Prompt: Output the data exactly, with every line intact.

Given records:
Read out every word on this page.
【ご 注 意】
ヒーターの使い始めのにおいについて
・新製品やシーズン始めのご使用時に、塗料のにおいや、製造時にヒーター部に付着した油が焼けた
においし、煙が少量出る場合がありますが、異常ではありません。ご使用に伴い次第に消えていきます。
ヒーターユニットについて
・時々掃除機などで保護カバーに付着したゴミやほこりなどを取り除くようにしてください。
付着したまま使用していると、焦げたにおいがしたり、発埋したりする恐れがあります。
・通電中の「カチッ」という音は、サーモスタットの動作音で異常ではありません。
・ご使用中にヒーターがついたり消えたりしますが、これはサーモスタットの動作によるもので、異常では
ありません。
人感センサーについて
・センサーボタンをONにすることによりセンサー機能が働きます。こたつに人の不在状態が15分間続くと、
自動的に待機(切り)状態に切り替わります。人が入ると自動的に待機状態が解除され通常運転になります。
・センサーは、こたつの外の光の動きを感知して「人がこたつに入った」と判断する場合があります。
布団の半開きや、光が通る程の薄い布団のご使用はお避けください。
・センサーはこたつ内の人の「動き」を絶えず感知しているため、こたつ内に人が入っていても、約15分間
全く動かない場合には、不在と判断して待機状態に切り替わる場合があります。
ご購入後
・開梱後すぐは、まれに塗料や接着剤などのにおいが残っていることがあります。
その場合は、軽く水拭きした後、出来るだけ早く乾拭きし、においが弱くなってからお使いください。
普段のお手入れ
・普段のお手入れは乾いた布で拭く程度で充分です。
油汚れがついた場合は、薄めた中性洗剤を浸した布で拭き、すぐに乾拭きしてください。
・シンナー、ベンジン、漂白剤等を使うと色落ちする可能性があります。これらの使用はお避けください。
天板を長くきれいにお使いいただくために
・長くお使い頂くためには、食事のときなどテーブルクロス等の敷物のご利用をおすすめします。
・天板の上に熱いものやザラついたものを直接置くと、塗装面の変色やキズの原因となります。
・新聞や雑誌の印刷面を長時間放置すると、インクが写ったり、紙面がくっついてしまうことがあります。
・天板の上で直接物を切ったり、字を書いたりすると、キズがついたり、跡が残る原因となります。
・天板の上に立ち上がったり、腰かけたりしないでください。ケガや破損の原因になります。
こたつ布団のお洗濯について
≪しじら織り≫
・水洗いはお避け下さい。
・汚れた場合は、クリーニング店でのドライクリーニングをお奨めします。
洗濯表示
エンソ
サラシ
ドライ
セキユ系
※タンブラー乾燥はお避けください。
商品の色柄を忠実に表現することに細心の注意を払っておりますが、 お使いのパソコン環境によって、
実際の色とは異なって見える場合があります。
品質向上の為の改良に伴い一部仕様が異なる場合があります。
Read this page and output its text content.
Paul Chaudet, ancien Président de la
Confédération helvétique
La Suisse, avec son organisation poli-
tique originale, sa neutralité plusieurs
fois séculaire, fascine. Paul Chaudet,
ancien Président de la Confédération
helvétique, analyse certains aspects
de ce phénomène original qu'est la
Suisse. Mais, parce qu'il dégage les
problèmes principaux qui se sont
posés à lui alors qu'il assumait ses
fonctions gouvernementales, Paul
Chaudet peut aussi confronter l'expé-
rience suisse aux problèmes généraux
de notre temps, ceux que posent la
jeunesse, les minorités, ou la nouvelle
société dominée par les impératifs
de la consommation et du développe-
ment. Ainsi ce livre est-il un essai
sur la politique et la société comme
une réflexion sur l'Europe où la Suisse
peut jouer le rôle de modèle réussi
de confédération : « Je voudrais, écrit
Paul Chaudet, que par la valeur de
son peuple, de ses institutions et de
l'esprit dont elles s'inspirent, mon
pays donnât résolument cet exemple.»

Written answer:
Read out every word on this page.
【ご 注 意】
ヒーターの使い始めのにおいについて
・新製品やシーズン始めのご使用時に、塗料のにおいや、製造時にヒーター部に付着した油が焼けた
においし、煙が少量出る場合がありますが、異常ではありません。ご使用に伴い次第に消えていきます。
ヒーターユニットについて
・時々掃除機などで保護カバーに付着したゴミやほこりなどを取り除くようにしてください。
付着したまま使用していると、焦げたにおいがしたり、発埋したりする恐れがあります。
・通電中の「カチッ」という音は、サーモスタットの動作音で異常ではありません。
・ご使用中にヒーターがついたり消えたりしますが、これはサーモスタットの動作によるもので、異常では
ありません。
人感センサーについて
・センサーボタンをONにすることによりセンサー機能が働きます。こたつに人の不在状態が15分間続くと、
自動的に待機(切り)状態に切り替わります。人が入ると自動的に待機状態が解除され通常運転になります。
・センサーは、こたつの外の光の動きを感知して「人がこたつに入った」と判断する場合があります。
布団の半開きや、光が通る程の薄い布団のご使用はお避けください。
・センサーはこたつ内の人の「動き」を絶えず感知しているため、こたつ内に人が入っていても、約15分間
全く動かない場合には、不在と判断して待機状態に切り替わる場合があります。
ご購入後
・開梱後すぐは、まれに塗料や接着剤などのにおいが残っていることがあります。
その場合は、軽く水拭きした後、出来るだけ早く乾拭きし、においが弱くなってからお使いください。
普段のお手入れ
・普段のお手入れは乾いた布で拭く程度で充分です。
油汚れがついた場合は、薄めた中性洗剤を浸した布で拭き、すぐに乾拭きしてください。
・シンナー、ベンジン、漂白剤等を使うと色落ちする可能性があります。これらの使用はお避けください。
天板を長くきれいにお使いいただくために
・長くお使い頂くためには、食事のときなどテーブルクロス等の敷物のご利用をおすすめします。
・天板の上に熱いものやザラついたものを直接置くと、塗装面の変色やキズの原因となります。
・新聞や雑誌の印刷面を長時間放置すると、インクが写ったり、紙面がくっついてしまうことがあります。
・天板の上で直接物を切ったり、字を書いたりすると、キズがついたり、跡が残る原因となります。
・天板の上に立ち上がったり、腰かけたりしないでください。ケガや破損の原因になります。
こたつ布団のお洗濯について
≪しじら織り≫
・水洗いはお避け下さい。
・汚れた場合は、クリーニング店でのドライクリーニングをお奨めします。
洗濯表示
エンソ
サラシ
ドライ
セキユ系
※タンブラー乾燥はお避けください。
商品の色柄を忠実に表現することに細心の注意を払っておりますが、 お使いのパソコン環境によって、
実際の色とは異なって見える場合があります。
品質向上の為の改良に伴い一部仕様が異なる場合があります。
Read this page and output its text content.
Paul Chaudet, ancien Président de la
Confédération helvétique
La Suisse, avec son organisation poli-
tique originale, sa neutralité plusieurs
fois séculaire, fascine. Paul Chaudet,
ancien Président de la Confédération
helvétique, analyse certains aspects
de ce phénomène original qu'est la
Suisse. Mais, parce qu'il dégage les
problèmes principaux qui se sont
posés à lui alors qu'il assumait ses
fonctions gouvernementales, Paul
Chaudet peut aussi confronter l'expé-
rience suisse aux problèmes généraux
de notre temps, ceux que posent la
jeunesse, les minorités, ou la nouvelle
société dominée par les impératifs
de la consommation et du développe-
ment. Ainsi ce livre est-il un essai
sur la politique et la société comme
une réflexion sur l'Europe où la Suisse
peut jouer le rôle de modèle réussi
de confédération : « Je voudrais, écrit
Paul Chaudet, que par la valeur de
son peuple, de ses institutions et de
l'esprit dont elles s'inspirent, mon
pays donnât résolument cet exemple.»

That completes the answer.